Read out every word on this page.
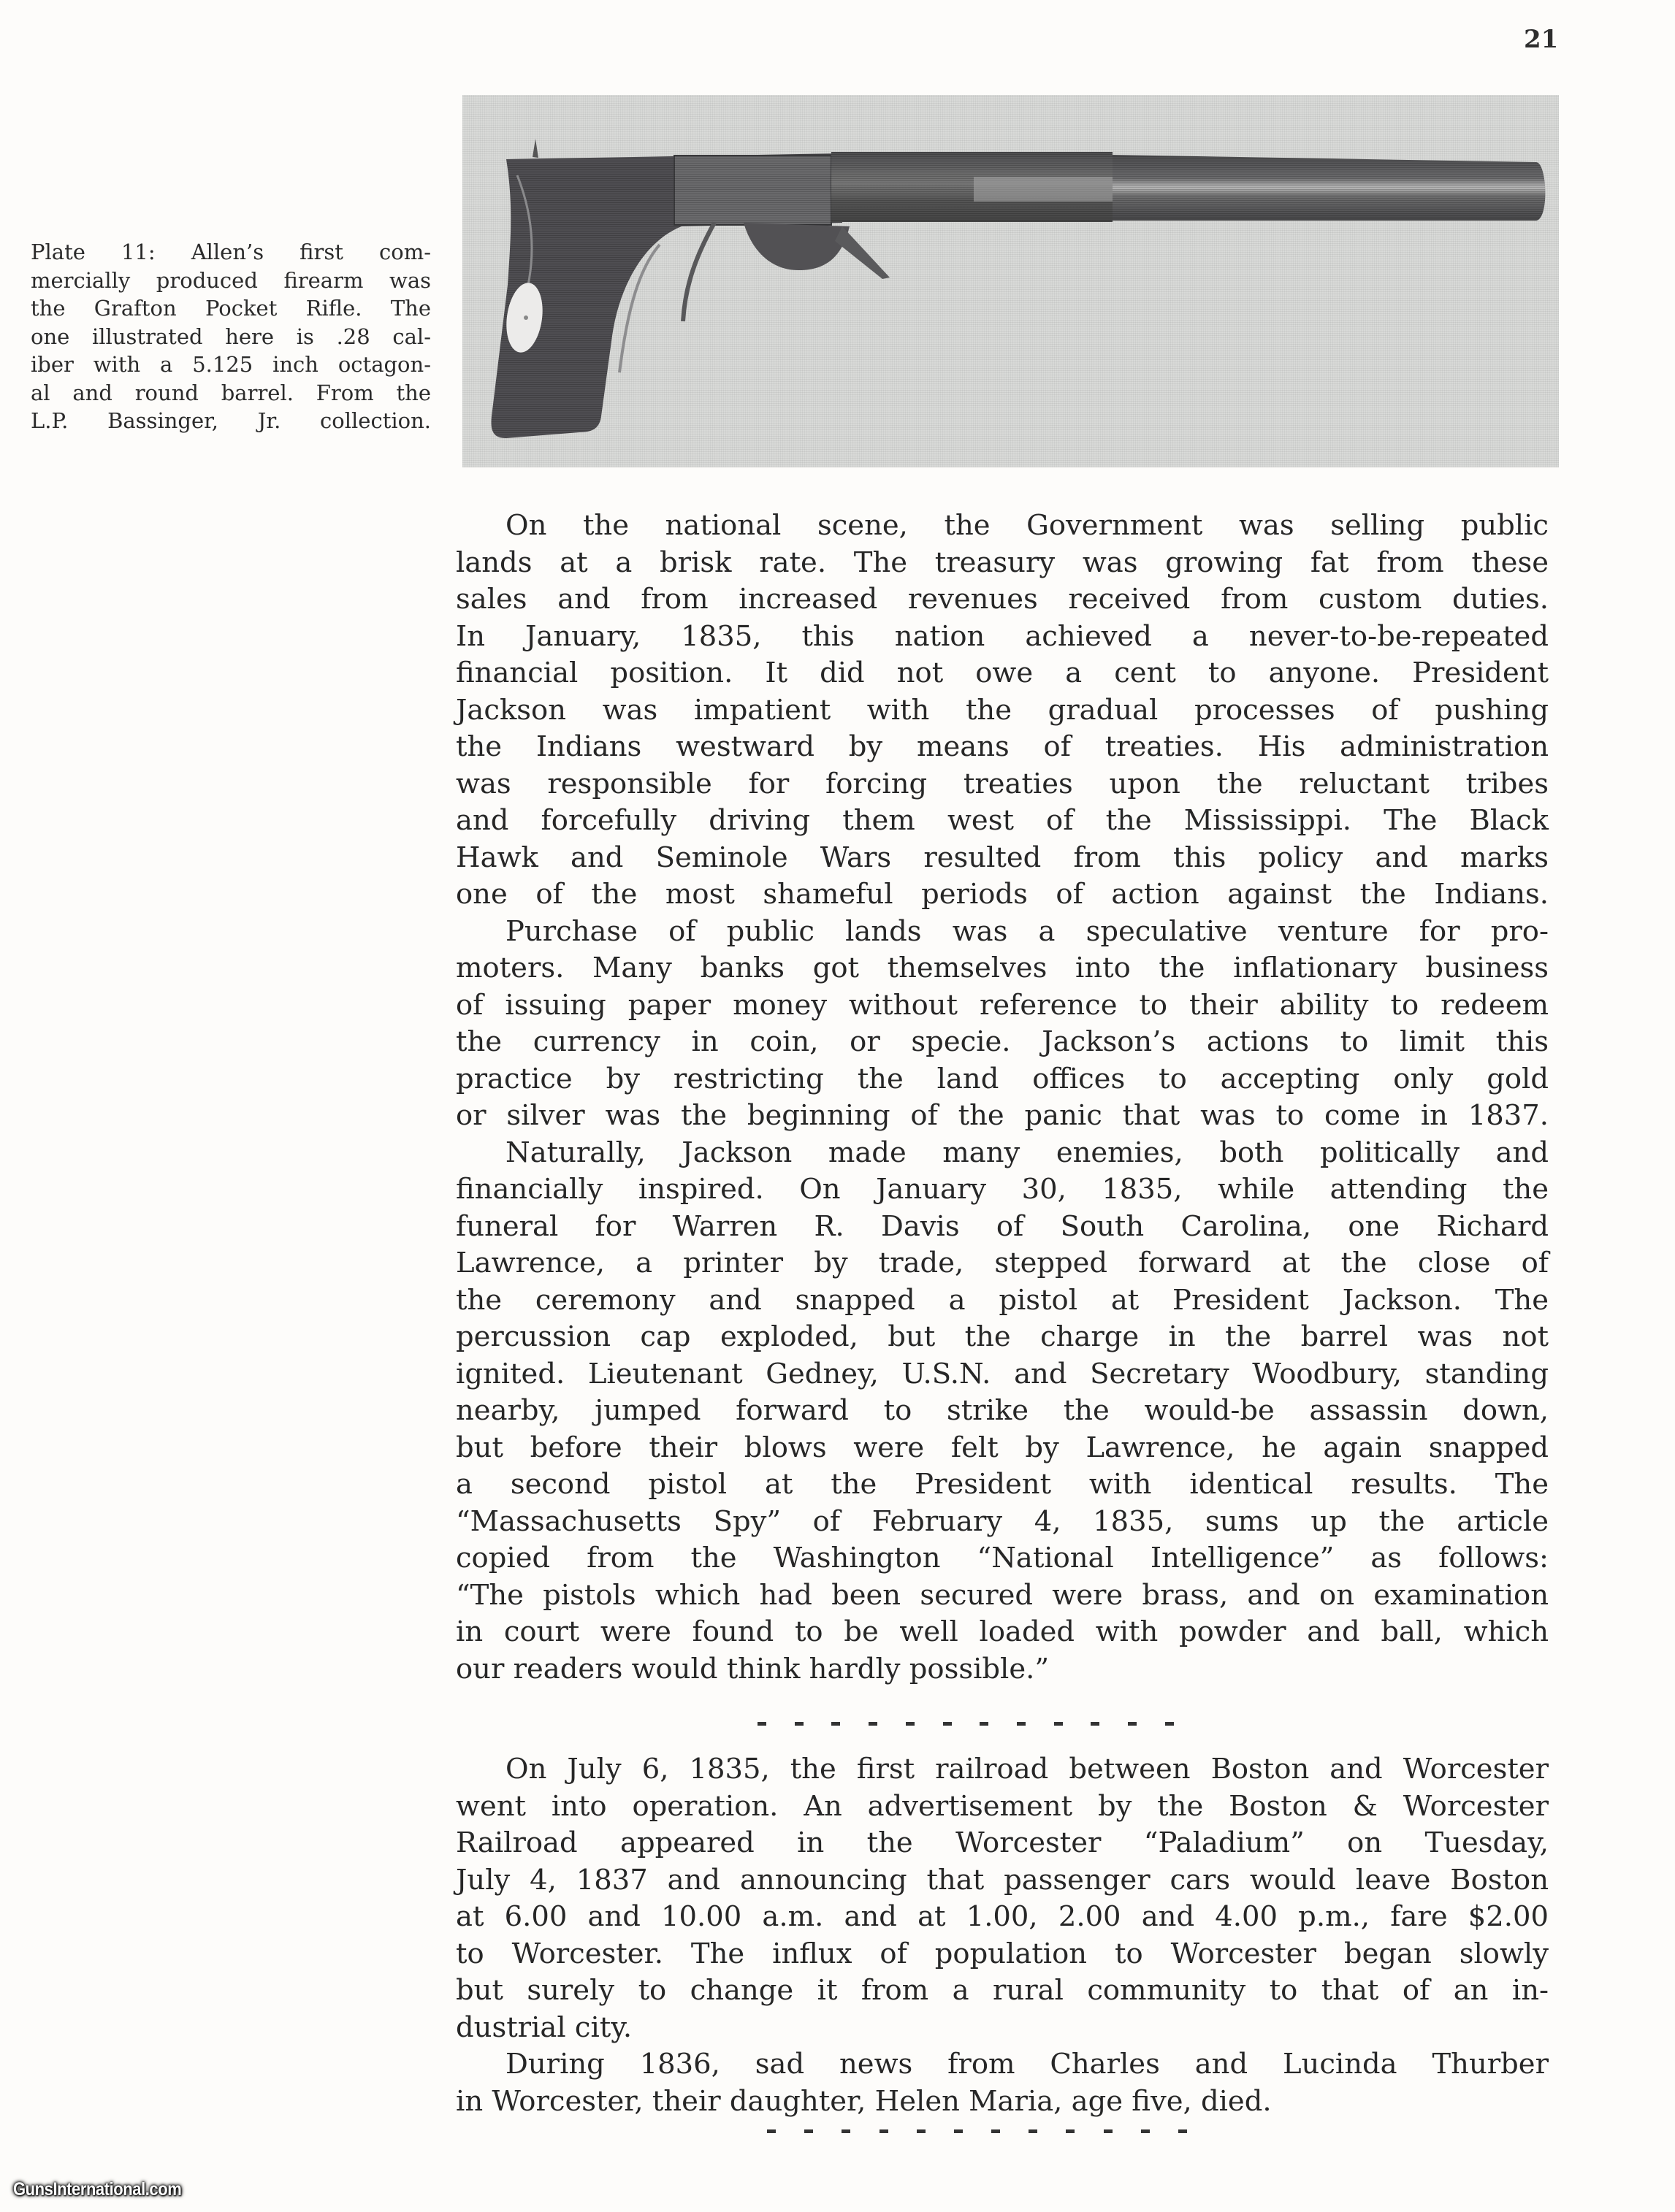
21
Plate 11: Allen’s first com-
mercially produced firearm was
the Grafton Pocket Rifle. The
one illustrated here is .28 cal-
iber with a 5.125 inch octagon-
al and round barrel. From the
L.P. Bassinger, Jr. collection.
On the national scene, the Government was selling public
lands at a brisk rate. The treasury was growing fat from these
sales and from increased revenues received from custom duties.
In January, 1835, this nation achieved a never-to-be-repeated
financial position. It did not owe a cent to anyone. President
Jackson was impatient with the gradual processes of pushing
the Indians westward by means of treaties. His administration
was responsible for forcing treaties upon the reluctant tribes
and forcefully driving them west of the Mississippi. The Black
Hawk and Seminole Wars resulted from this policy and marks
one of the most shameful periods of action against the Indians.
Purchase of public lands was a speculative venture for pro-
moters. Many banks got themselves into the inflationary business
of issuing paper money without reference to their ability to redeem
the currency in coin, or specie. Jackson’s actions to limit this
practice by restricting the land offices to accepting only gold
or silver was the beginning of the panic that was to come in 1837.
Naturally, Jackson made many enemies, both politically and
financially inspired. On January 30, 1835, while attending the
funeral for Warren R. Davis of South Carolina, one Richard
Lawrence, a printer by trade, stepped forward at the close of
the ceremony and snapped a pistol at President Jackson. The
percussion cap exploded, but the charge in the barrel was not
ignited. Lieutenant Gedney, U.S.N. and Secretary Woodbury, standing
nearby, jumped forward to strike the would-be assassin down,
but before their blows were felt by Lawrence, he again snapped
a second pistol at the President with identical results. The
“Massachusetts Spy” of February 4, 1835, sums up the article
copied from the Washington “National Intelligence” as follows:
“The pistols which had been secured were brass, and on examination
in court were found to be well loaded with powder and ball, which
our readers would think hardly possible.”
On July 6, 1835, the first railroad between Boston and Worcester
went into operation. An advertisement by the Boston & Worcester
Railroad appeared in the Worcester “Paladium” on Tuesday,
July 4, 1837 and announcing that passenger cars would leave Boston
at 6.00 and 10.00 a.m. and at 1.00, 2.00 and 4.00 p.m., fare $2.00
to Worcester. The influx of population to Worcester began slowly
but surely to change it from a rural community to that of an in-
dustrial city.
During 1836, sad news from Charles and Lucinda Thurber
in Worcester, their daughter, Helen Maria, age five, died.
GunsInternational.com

※

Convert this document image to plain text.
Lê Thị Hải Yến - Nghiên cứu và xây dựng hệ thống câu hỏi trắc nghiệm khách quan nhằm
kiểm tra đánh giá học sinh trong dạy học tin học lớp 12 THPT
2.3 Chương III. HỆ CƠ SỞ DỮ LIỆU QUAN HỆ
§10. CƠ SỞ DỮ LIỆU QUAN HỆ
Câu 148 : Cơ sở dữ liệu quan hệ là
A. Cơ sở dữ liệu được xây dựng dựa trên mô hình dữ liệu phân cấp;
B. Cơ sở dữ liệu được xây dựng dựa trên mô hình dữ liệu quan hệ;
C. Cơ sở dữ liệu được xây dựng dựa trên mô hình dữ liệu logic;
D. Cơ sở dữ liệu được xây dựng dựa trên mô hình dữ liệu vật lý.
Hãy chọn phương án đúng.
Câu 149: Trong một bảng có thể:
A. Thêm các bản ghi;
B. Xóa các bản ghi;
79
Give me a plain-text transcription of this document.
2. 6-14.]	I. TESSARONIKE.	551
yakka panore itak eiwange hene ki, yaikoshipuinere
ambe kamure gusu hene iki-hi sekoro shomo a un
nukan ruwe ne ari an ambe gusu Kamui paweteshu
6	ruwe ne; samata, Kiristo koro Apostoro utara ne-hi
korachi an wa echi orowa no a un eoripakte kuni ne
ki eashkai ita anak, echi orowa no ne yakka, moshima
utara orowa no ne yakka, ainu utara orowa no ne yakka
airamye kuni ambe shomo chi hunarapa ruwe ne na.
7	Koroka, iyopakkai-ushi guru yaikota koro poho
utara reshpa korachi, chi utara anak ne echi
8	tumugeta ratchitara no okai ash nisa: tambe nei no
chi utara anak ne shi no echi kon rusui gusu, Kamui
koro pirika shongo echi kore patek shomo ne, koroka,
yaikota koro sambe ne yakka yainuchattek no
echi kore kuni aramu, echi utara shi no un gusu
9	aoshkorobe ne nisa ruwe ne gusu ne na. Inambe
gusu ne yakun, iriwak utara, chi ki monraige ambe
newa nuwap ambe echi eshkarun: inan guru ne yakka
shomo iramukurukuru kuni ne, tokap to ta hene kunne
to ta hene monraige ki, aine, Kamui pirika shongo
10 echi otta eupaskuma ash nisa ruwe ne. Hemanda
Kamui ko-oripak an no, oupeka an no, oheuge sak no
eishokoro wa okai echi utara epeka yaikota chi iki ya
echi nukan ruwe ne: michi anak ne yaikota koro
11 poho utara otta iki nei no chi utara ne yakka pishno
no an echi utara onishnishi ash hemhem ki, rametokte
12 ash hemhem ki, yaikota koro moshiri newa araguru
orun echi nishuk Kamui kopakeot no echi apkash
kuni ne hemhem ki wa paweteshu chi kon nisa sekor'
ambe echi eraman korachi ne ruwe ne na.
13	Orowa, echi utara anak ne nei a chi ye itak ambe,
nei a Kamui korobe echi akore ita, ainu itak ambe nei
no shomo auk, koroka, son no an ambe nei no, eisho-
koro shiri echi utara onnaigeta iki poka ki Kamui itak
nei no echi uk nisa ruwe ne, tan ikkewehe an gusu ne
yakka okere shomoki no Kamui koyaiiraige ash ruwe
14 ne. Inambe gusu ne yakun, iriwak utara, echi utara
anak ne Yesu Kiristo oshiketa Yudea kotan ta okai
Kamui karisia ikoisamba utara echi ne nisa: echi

※

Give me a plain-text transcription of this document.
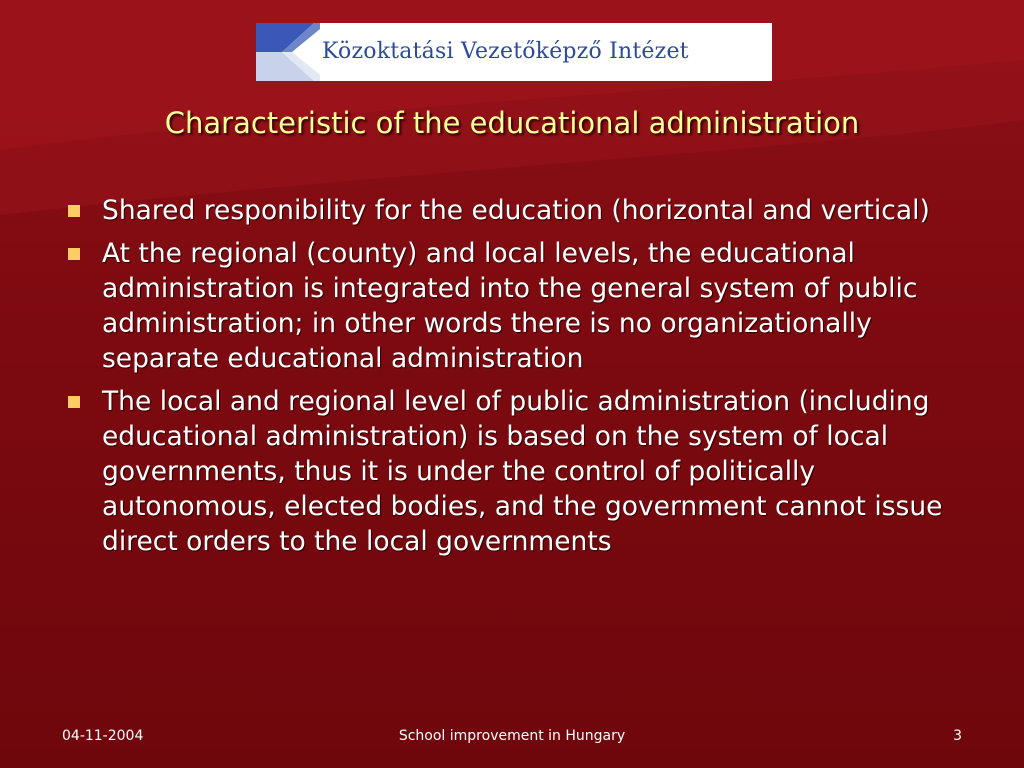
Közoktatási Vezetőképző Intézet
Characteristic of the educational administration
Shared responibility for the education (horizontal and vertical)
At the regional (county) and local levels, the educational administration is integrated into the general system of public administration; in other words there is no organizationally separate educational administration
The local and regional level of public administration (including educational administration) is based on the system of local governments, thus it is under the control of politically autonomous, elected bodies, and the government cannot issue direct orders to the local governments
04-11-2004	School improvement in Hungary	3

※

# Exercise:
In the entries above, find lines with "local" and copy each.

# Correct response:
At the regional (county) and local levels, the educational administration is integrated into the general system of public administration; in other words there is no organizationally separate educational administration
The local and regional level of public administration (including educational administration) is based on the system of local governments, thus it is under the control of politically autonomous, elected bodies, and the government cannot issue direct orders to the local governments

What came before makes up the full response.